> [Aim]: Write out each line in which the string "their" is present.

--

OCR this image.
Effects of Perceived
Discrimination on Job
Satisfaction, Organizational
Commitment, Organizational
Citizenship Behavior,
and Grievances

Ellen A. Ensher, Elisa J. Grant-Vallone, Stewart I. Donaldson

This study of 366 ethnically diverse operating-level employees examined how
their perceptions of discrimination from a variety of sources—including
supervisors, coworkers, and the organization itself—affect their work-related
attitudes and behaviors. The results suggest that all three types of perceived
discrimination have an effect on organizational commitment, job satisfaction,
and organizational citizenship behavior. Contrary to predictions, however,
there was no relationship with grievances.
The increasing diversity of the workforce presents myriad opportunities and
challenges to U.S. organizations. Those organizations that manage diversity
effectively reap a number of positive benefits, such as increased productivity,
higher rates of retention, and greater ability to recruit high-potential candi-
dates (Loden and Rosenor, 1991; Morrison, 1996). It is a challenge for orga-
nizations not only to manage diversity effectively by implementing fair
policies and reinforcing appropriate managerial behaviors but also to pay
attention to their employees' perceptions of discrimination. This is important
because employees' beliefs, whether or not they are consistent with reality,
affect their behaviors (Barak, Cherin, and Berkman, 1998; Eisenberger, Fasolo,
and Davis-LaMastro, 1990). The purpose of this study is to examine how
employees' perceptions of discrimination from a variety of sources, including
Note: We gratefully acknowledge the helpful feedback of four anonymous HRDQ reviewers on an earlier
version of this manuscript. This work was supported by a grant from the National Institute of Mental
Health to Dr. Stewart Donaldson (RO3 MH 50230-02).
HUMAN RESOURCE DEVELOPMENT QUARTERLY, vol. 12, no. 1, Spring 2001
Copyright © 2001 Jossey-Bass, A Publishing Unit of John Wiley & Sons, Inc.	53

--

> [Correct answer]:
their perceptions of discrimination from a variety of sources—including
supervisors, coworkers, and the organization itself—affect their work-related
attention to their employees' perceptions of discrimination. This is important
affect their behaviors (Barak, Cherin, and Berkman, 1998; Eisenberger, Fasolo,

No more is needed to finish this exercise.